[SOURCE TEXT]
Anyways, to add sound when displaying a tooltip use the WavFile property on the Style class:

VB Code:
ObjTip.Style.WavFile = "C:\Woof.wav"

New Features:
Play asynchronous sound when displaying tooltip

Woka

----------


## vbNeo

This seriously kicks *ss, good work!

----------


## Wokawidget

Cheers  :Smilie: 

Any features you can think of that I have missed out?

Am working on adding an icon to the tooltip. This is easy, but I am bogged down with work, so bear with me  :Frown: 

Woka

----------


## manavo11

Good stuff  :Thumb:  Take your time  :Alien Frog:

----------


## i00

good job - the shadows etc r buggie when not compilled on mine

----------


## Steve Etter

This is really good stuff, Wokawidget.  Very nice work.   :Thumb:  

One other feature I could use is being able to set the location of the ToolTip balloon.  I found where the cursor position is controlled by the two constants CURSOR_OFFSET_X and CURSOR_OFFSET_Y in the modDrawToolTip module, but that is about as far I have been able to get.

What can we do to make these two constants into variables and make them accessable?

----------


## laatkeur

Is it possible to add controls in the balloon tooltip ?  Like adding a WithEvents button or a linklabel ?

----------


## Wokawidget

in europe travelling. In saltzburg, austria at the moment.
will be back in 5 days. will be able to help zou then.
sorry for the delay.

Woooof

----------


## Wokawidget

> Is it possible to add controls in the balloon tooltip ?  Like adding a WithEvents button or a linklabel ?


Sorry for the late reply.

Not easily no  :Frown: 
The tooltip is drawn using API commands, and therefore the controls would have to be created at runtime using API too.

It is perfectly possible, and there is many examples of creating controls using API out there. But it's very complicated and very fiddley  :Frown: 

Not only would you have to be good at general vb6 stuff to achieve this, but your knowledge of API would have to be quite high too.

Woka

----------


## Divot

Hi Woka,

Thanks for writing such an excellent component!   :big yellow:  

One question for you - do you know of any limitations of this control running on Win2000? At this stage, it looks like it doesn't work ...

----------


## Wokawidget

Cheers  :Smilie: 

Doesn't work?
Why? Does the screen turn purple?

Woka

----------


## Divot

> Cheers 
> 
> Doesn't work?
> Why? Does the screen turn purple?
> 
> Woka


Sorry for the late reply ... I had forgotten about this post ...

No, nothing like a CTD (crash to desktop), the control works fine on XP, but on 2000 machines, nothing appears at all. It is very strange. While I have discovered this on my own program, I have not yet tested it on a 2000 machine using your samples. I will do so and let you know...

----------


## Sticker

Hey Woka,

I have done some further testing based upon Divot's comments. 

Before I proceed, I would also like to thank you for developing the multiline code.

I have tested the code downloaded from this thread under windows 2000 and no tooltips appear at all during normal running.

I have also tested another application (that has tooltip code integrated) under windows 2000 - with the same result of no tooltip showing.

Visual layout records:
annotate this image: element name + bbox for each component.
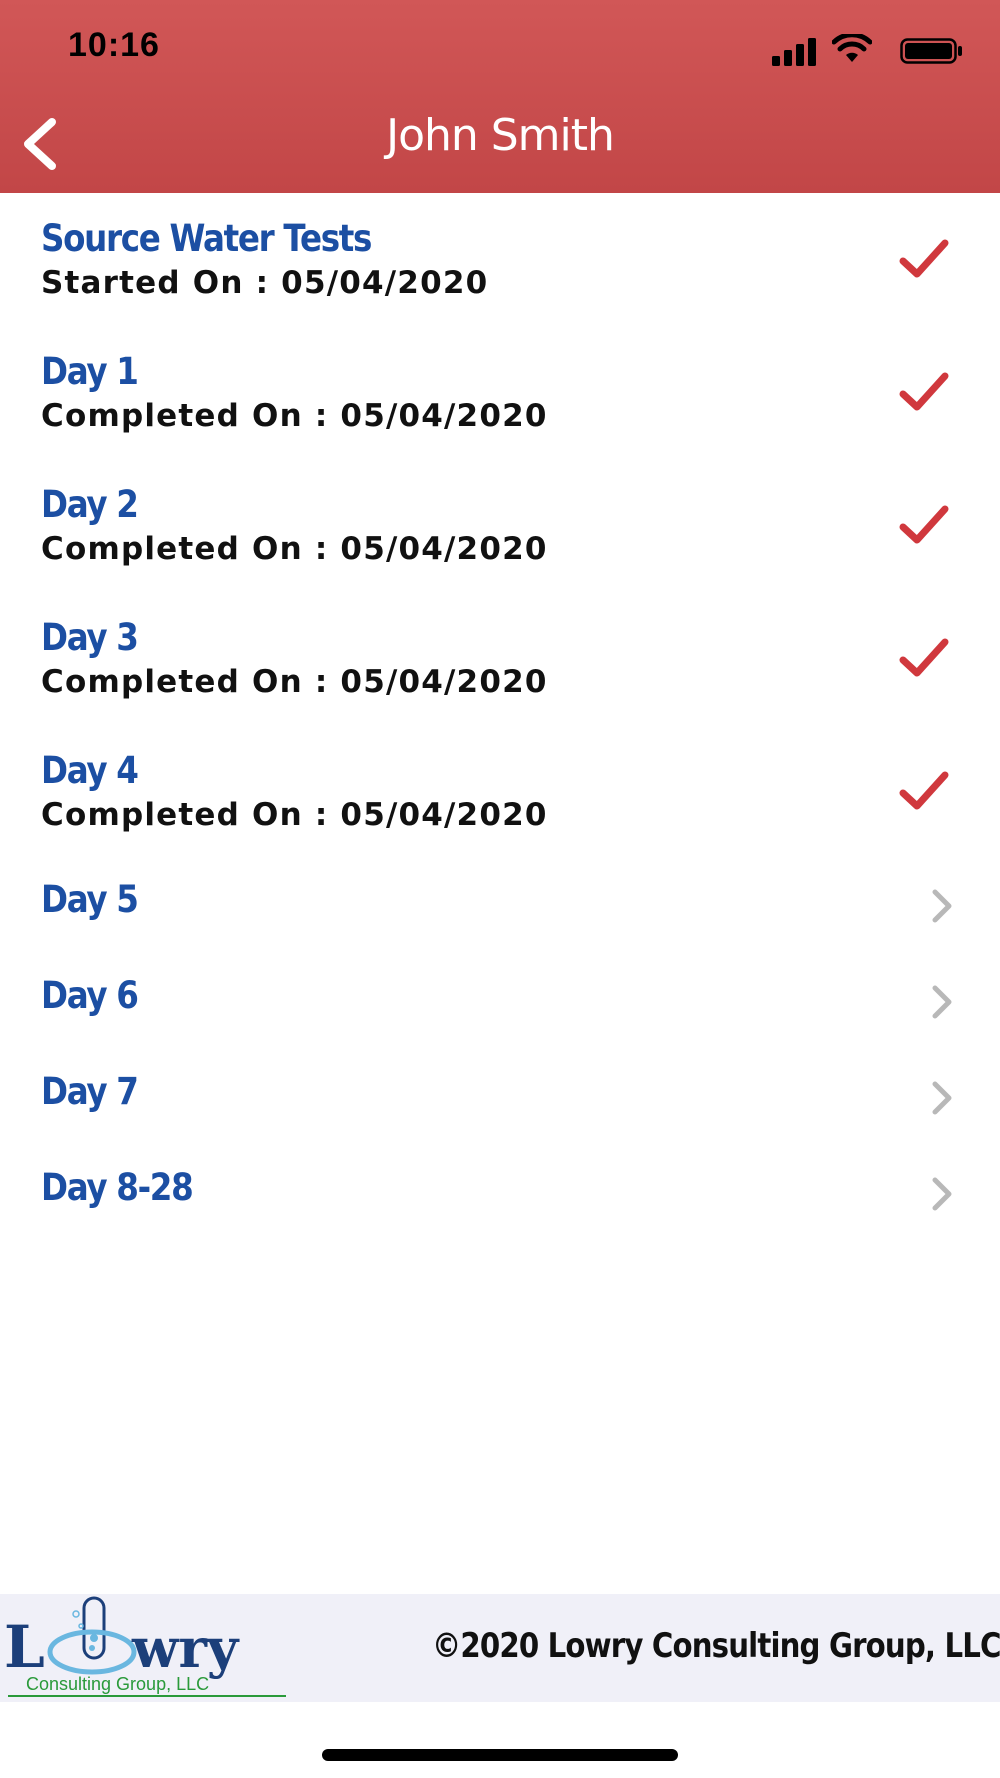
svg-text:Consulting Group, LLC: Consulting Group, LLC [26,1674,209,1694]
chevron-right-icon [932,985,952,1019]
list-item-source-water-tests[interactable]: Source Water Tests Started On : 05/04/20… [0,193,1000,326]
checkmark-icon [899,372,949,411]
list-item-title: Day 2 [41,483,139,526]
list-item-day-4[interactable]: Day 4 Completed On : 05/04/2020 [0,725,1000,858]
battery-icon [900,38,962,64]
svg-text:L: L [4,1613,45,1681]
chevron-right-icon [932,1177,952,1211]
list-item-day-5[interactable]: Day 5 [0,858,1000,954]
list-item-day-3[interactable]: Day 3 Completed On : 05/04/2020 [0,592,1000,725]
list-item-day-1[interactable]: Day 1 Completed On : 05/04/2020 [0,326,1000,459]
home-indicator [322,1749,678,1761]
list-item-day-7[interactable]: Day 7 [0,1050,1000,1146]
list-item-subtitle: Completed On : 05/04/2020 [41,797,548,833]
list-item-subtitle: Started On : 05/04/2020 [41,265,489,301]
page-title: John Smith [386,110,615,161]
list-item-title: Day 3 [41,616,139,659]
status-time: 10:16 [68,26,160,64]
list-item-subtitle: Completed On : 05/04/2020 [41,531,548,567]
list-item-title: Day 6 [41,974,139,1017]
nav-header: 10:16 John Smith [0,0,1000,193]
list-item-title: Day 7 [41,1070,139,1113]
signal-icon [772,38,816,66]
wifi-icon [832,34,872,62]
checkmark-icon [899,638,949,677]
list-item-title: Day 1 [41,350,139,393]
checkmark-icon [899,505,949,544]
copyright-text: ©2020 Lowry Consulting Group, LLC [432,1626,1000,1666]
checkmark-icon [899,239,949,278]
list-item-subtitle: Completed On : 05/04/2020 [41,664,548,700]
company-logo: L wry Consulting Group, LLC [4,1596,286,1697]
chevron-right-icon [932,1081,952,1115]
checkmark-icon [899,771,949,810]
list-item-day-2[interactable]: Day 2 Completed On : 05/04/2020 [0,459,1000,592]
list-item-title: Day 5 [41,878,139,921]
list-item-title: Source Water Tests [41,217,372,260]
footer: L wry Consulting Group, LLC ©2020 Lowry … [0,1594,1000,1702]
list-item-title: Day 8-28 [41,1166,194,1209]
test-list: Source Water Tests Started On : 05/04/20… [0,193,1000,1242]
list-item-day-6[interactable]: Day 6 [0,954,1000,1050]
list-item-title: Day 4 [41,749,139,792]
svg-text:wry: wry [131,1616,240,1680]
list-item-day-8-28[interactable]: Day 8-28 [0,1146,1000,1242]
list-item-subtitle: Completed On : 05/04/2020 [41,398,548,434]
chevron-right-icon [932,889,952,923]
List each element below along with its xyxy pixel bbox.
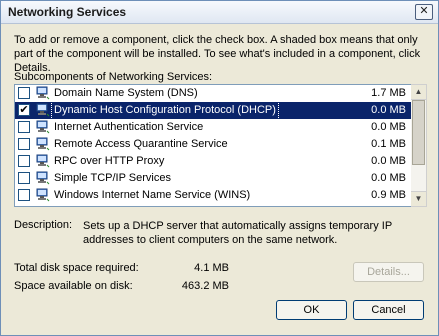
network-computer-icon [36, 137, 50, 151]
subcomponents-label: Subcomponents of Networking Services: [14, 71, 213, 83]
network-computer-icon [36, 154, 50, 168]
component-name: Dynamic Host Configuration Protocol (DHC… [51, 101, 279, 120]
ok-button[interactable]: OK [276, 300, 347, 320]
instructions-text: To add or remove a component, click the … [14, 34, 421, 74]
component-name: Internet Authentication Service [54, 121, 204, 133]
list-item[interactable]: RPC over HTTP Proxy 0.0 MB [15, 153, 412, 170]
network-computer-icon [36, 171, 50, 185]
description-text: Sets up a DHCP server that automatically… [83, 220, 392, 246]
component-checkbox[interactable] [18, 172, 30, 184]
close-button[interactable]: ✕ [415, 4, 433, 20]
disk-required-row: Total disk space required: 4.1 MB [14, 262, 229, 274]
dialog-body: To add or remove a component, click the … [1, 24, 438, 335]
disk-required-value: 4.1 MB [194, 262, 229, 274]
network-computer-icon [36, 188, 50, 202]
dialog-title: Networking Services [8, 5, 127, 19]
component-size: 1.7 MB [371, 87, 406, 99]
component-checkbox[interactable] [18, 87, 30, 99]
disk-required-label: Total disk space required: [14, 262, 139, 274]
component-size: 0.0 MB [371, 121, 406, 133]
list-scrollbar[interactable]: ▲ ▼ [411, 84, 427, 207]
list-item[interactable]: Remote Access Quarantine Service 0.1 MB [15, 136, 412, 153]
network-computer-icon [36, 86, 50, 100]
list-item[interactable]: Windows Internet Name Service (WINS) 0.9 … [15, 187, 412, 204]
network-computer-icon [36, 120, 50, 134]
disk-available-value: 463.2 MB [181, 280, 229, 292]
component-size: 0.0 MB [371, 155, 406, 167]
disk-available-label: Space available on disk: [14, 280, 133, 292]
list-item[interactable]: ✔ Dynamic Host Configuration Protocol (DH… [15, 101, 412, 120]
title-bar[interactable]: Networking Services ✕ [1, 1, 438, 24]
component-checkbox[interactable]: ✔ [18, 104, 30, 116]
networking-services-dialog: Networking Services ✕ To add or remove a… [0, 0, 439, 336]
component-checkbox[interactable] [18, 138, 30, 150]
scroll-down-arrow-icon[interactable]: ▼ [411, 191, 426, 206]
disk-available-row: Space available on disk: 463.2 MB [14, 280, 229, 292]
component-size: 0.9 MB [371, 189, 406, 201]
component-checkbox[interactable] [18, 155, 30, 167]
cancel-button[interactable]: Cancel [353, 300, 424, 320]
component-name: Simple TCP/IP Services [54, 172, 171, 184]
network-computer-icon [36, 103, 50, 117]
component-size: 0.0 MB [371, 104, 406, 116]
list-item[interactable]: Simple TCP/IP Services 0.0 MB [15, 170, 412, 187]
component-name: RPC over HTTP Proxy [54, 155, 165, 167]
component-name: Domain Name System (DNS) [54, 87, 198, 99]
details-button[interactable]: Details... [353, 262, 424, 282]
description-label: Description: [14, 219, 73, 231]
component-size: 0.1 MB [371, 138, 406, 150]
scroll-up-arrow-icon[interactable]: ▲ [411, 85, 426, 100]
scroll-thumb[interactable] [412, 100, 425, 165]
list-item[interactable]: Domain Name System (DNS) 1.7 MB [15, 85, 412, 102]
component-checkbox[interactable] [18, 189, 30, 201]
list-item[interactable]: Internet Authentication Service 0.0 MB [15, 119, 412, 136]
component-name: Windows Internet Name Service (WINS) [54, 189, 251, 201]
component-name: Remote Access Quarantine Service [54, 138, 228, 150]
subcomponents-list[interactable]: Domain Name System (DNS) 1.7 MB ✔ Dynamic H… [14, 84, 413, 207]
component-size: 0.0 MB [371, 172, 406, 184]
component-checkbox[interactable] [18, 121, 30, 133]
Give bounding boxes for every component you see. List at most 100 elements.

[PROBLEMS TO WORK ON]
a: In the tooltip forum thread, can you turn the paragraph beginning "No, nothing like a CTD" into a short bulleted list that keeps its main facts?
b: Could you carry on the tooltip forum thread from where it stops?

[RESPONSES TO THE EXERCISE]
a:
- There is no crash to desktop.
- The control works fine on XP.
- On Windows 2000 machines, nothing appears at all.
- The poster found this in their own program but hasn't yet tested the author's samples on a 2000 machine.
- The poster will run that test and report back.

b:
When the code from both applications is tested under XP it works without a problem.

Further information:
I had noticed when testing under windows 2000, if the screensaver activates and the mouse is moved to recover the screen, the tooltip does appear briefly as the application window is redrawn. But then vanishes, not to be seen until returning from a mouse move after the screensaver loads again. (During normal operation of the applications under windows 2000 there are no multiline tooltips displayed.)

(I have made sure that in each instance of testing, that the mouse is over the multiline active segment of the application.)

Thanks again for the work you have put into this!

----------


## zeek840

Thats fantastic work. I was wondering if you were planning to do .Net version?

----------


## Wokawidget

Cheers. I have always always intended to write .NET code for all my apps in my sig. But with my new job and moving house etc I haven't had time over the last 6 months.
I know it's lazy of me, I should realy get it done.

The dll does work in .NET though.

Woka

----------


## shirazamod

Thanks for the great stuff, woka!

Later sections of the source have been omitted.